§ DATASET RECORDS:
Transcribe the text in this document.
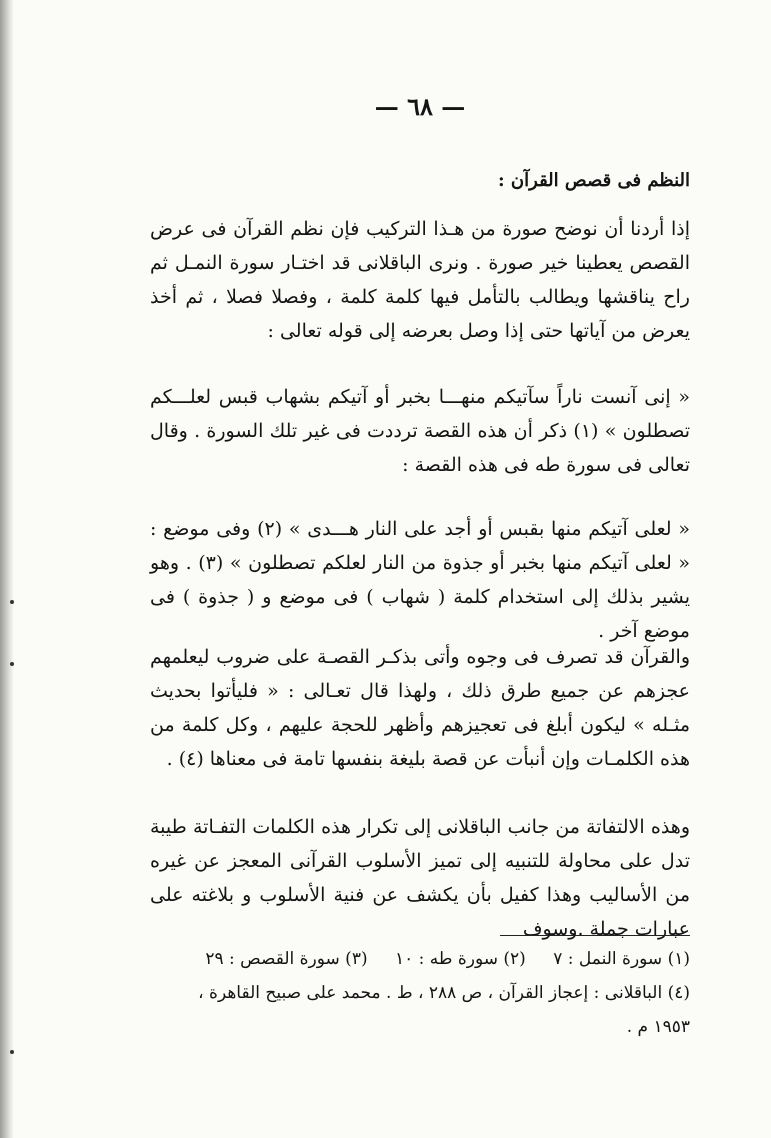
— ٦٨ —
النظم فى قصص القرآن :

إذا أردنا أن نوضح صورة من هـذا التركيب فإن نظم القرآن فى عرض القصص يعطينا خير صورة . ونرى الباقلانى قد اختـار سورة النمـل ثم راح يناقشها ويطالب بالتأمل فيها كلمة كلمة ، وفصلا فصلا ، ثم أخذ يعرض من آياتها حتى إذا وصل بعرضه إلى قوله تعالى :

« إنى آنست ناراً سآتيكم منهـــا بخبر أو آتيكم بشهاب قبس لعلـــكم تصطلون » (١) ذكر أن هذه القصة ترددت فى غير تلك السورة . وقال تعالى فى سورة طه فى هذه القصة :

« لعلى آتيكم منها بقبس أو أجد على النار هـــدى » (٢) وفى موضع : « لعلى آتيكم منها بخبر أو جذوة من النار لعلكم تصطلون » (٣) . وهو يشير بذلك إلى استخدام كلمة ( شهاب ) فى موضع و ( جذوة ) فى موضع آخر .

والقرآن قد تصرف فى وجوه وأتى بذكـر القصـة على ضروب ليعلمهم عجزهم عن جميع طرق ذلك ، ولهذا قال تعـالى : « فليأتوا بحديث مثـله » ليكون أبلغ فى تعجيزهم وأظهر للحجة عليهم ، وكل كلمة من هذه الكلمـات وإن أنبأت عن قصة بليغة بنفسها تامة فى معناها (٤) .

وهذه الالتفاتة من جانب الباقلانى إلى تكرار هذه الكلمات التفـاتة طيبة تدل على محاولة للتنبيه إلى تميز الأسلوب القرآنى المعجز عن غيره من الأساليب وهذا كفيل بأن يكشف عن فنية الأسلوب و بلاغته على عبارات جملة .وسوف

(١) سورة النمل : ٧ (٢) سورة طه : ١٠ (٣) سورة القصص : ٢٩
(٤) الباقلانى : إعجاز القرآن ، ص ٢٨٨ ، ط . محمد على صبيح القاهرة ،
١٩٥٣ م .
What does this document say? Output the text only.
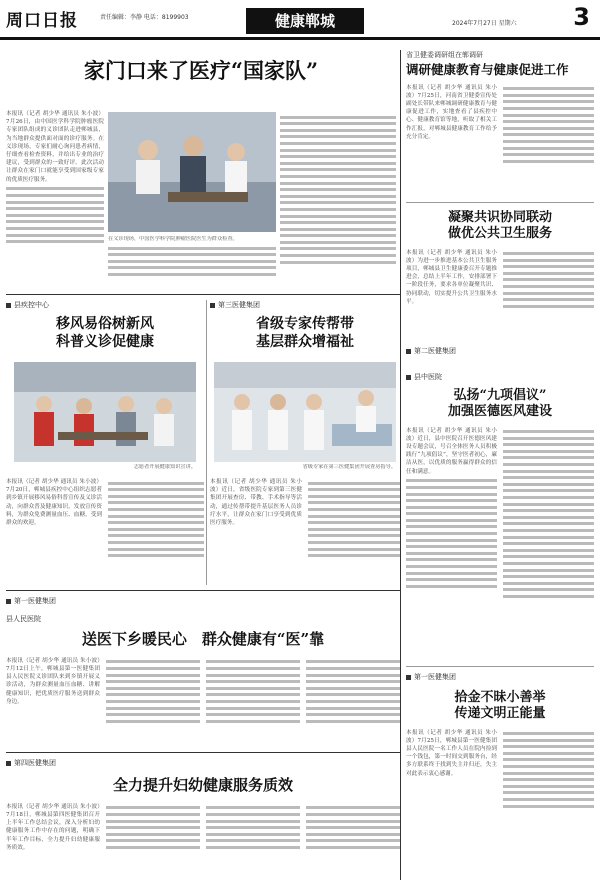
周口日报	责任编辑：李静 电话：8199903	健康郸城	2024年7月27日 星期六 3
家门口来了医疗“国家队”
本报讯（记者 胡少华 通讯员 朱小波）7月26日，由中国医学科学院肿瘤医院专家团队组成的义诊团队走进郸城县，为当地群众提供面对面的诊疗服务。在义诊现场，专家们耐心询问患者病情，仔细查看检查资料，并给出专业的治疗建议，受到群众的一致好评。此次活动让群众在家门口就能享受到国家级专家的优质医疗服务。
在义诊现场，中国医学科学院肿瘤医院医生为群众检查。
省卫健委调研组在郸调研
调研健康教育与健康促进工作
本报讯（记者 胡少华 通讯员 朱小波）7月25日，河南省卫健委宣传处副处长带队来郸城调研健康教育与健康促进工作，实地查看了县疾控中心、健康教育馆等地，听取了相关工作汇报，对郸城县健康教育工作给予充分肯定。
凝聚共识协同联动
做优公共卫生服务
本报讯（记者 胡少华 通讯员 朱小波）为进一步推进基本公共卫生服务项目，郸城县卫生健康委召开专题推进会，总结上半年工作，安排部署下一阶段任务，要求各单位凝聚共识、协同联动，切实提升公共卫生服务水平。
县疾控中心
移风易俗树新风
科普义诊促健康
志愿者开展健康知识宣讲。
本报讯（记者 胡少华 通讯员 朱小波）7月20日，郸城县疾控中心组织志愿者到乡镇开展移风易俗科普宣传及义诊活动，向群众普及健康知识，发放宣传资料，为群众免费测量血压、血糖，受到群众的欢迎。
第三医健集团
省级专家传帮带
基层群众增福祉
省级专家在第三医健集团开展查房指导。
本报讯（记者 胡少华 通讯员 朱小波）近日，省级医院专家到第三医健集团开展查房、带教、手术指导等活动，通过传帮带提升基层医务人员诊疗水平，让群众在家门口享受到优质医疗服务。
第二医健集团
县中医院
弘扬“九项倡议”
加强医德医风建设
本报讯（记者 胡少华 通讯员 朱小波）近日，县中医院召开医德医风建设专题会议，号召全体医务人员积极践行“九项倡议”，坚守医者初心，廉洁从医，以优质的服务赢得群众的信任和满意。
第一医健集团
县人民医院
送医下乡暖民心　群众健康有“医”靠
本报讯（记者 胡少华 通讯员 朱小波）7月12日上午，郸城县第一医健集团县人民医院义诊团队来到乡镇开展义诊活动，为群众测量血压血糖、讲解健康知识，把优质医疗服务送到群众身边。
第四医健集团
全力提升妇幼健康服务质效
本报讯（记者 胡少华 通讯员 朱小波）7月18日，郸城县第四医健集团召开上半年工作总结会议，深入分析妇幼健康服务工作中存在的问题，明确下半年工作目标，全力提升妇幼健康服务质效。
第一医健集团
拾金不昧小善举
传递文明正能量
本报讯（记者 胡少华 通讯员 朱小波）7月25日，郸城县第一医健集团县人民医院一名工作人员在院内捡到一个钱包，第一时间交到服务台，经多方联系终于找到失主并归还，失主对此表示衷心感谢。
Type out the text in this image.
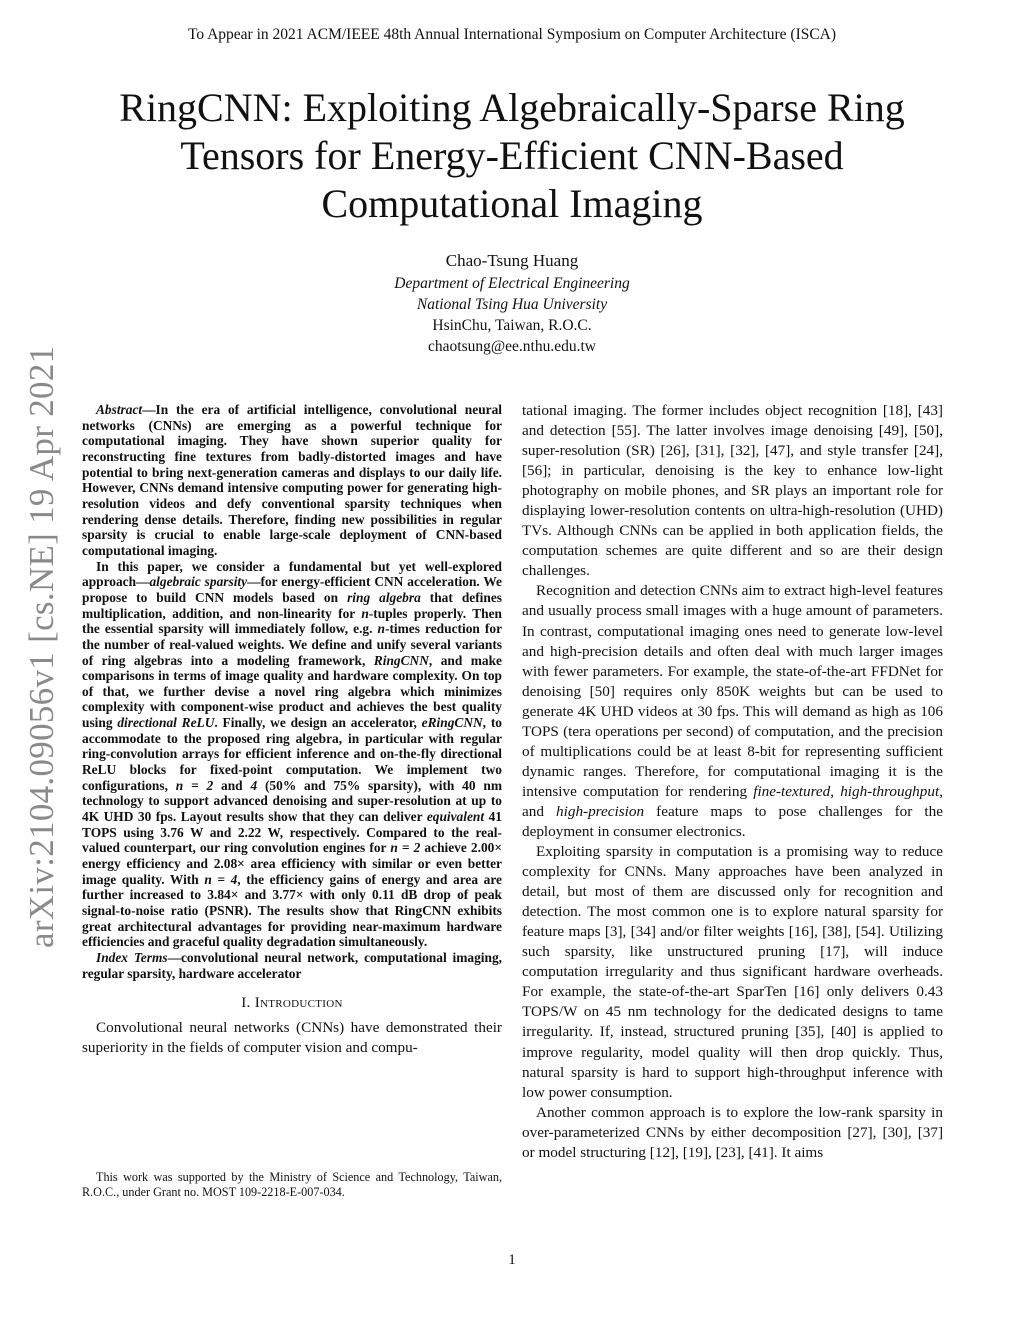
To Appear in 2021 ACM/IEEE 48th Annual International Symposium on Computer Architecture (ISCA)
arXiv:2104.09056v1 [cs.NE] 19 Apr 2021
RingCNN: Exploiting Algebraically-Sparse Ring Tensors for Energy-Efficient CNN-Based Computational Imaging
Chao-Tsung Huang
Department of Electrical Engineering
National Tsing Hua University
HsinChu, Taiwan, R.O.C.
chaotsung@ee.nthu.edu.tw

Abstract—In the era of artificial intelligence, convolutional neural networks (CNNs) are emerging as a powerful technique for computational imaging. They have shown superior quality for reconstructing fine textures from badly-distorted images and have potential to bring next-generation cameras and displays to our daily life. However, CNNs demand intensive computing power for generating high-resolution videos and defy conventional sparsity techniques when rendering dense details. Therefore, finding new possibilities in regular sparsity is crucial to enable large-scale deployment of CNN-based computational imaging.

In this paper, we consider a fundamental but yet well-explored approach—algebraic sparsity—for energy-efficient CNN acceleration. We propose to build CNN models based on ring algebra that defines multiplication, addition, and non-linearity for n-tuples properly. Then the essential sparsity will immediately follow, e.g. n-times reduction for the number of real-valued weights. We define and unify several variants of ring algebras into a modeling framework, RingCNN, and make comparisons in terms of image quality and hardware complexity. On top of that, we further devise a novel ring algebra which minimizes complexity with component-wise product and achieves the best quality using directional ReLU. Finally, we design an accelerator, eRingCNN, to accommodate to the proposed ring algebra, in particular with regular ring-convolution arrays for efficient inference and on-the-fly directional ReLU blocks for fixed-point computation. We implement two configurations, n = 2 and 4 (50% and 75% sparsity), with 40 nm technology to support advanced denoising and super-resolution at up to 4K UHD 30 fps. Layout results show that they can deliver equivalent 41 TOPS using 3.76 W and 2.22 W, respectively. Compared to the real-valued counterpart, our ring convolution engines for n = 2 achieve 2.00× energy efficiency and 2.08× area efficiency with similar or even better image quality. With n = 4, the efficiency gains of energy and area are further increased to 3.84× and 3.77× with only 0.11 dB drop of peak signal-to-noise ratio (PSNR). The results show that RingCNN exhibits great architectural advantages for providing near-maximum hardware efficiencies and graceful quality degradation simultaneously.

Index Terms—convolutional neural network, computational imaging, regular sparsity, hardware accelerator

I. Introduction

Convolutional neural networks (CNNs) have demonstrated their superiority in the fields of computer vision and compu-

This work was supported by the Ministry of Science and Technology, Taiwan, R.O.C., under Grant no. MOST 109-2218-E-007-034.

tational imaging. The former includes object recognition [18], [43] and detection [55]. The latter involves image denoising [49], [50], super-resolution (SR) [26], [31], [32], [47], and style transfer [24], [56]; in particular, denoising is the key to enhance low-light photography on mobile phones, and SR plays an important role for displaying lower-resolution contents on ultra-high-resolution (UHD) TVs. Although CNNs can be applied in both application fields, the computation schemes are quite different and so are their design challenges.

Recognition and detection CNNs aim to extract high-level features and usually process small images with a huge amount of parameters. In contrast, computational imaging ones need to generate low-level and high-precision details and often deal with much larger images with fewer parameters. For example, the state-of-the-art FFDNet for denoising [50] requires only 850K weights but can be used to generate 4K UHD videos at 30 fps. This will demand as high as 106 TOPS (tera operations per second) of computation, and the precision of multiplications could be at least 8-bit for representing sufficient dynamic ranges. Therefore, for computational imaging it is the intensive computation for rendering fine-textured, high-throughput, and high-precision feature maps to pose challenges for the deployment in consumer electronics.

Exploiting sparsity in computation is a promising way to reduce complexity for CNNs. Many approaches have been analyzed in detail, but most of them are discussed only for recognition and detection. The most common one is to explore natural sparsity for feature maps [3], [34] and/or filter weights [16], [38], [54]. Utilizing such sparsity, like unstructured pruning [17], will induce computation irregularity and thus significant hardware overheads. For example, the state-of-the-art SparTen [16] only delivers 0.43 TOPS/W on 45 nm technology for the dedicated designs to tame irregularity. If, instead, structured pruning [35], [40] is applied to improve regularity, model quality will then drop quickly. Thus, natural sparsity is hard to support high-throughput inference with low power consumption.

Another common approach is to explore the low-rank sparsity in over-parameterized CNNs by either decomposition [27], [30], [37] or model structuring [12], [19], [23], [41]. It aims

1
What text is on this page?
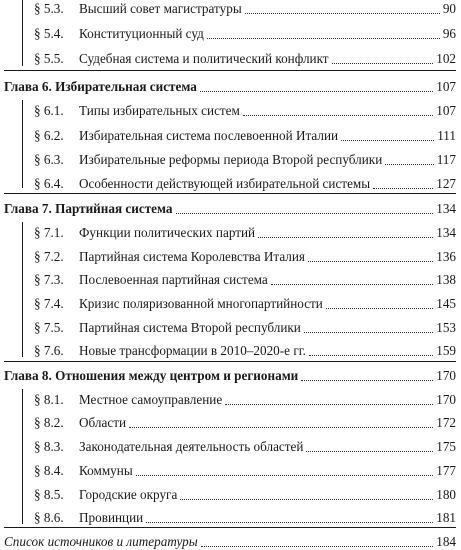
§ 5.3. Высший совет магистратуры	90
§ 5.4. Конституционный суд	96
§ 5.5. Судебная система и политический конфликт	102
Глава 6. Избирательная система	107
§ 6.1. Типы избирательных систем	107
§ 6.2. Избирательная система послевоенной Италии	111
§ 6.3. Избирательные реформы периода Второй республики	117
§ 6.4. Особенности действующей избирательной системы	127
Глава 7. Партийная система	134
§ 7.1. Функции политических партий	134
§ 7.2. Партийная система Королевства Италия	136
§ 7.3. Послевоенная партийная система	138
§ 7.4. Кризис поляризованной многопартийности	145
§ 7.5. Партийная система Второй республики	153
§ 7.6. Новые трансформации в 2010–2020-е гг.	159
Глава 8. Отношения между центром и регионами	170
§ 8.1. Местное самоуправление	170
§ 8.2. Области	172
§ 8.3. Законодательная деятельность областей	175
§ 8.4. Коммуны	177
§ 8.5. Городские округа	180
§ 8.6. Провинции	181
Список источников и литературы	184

§ WHAT YOU NEED TO DO: Using the records above, gather all lines where the string "intensive" is present.

§ OUTPUT FOR THIS EXERCISE:
Abstract—In the era of artificial intelligence, convolutional neural networks (CNNs) are emerging as a powerful technique for computational imaging. They have shown superior quality for reconstructing fine textures from badly-distorted images and have potential to bring next-generation cameras and displays to our daily life. However, CNNs demand intensive computing power for generating high-resolution videos and defy conventional sparsity techniques when rendering dense details. Therefore, finding new possibilities in regular sparsity is crucial to enable large-scale deployment of CNN-based computational imaging.
Recognition and detection CNNs aim to extract high-level features and usually process small images with a huge amount of parameters. In contrast, computational imaging ones need to generate low-level and high-precision details and often deal with much larger images with fewer parameters. For example, the state-of-the-art FFDNet for denoising [50] requires only 850K weights but can be used to generate 4K UHD videos at 30 fps. This will demand as high as 106 TOPS (tera operations per second) of computation, and the precision of multiplications could be at least 8-bit for representing sufficient dynamic ranges. Therefore, for computational imaging it is the intensive computation for rendering fine-textured, high-throughput, and high-precision feature maps to pose challenges for the deployment in consumer electronics.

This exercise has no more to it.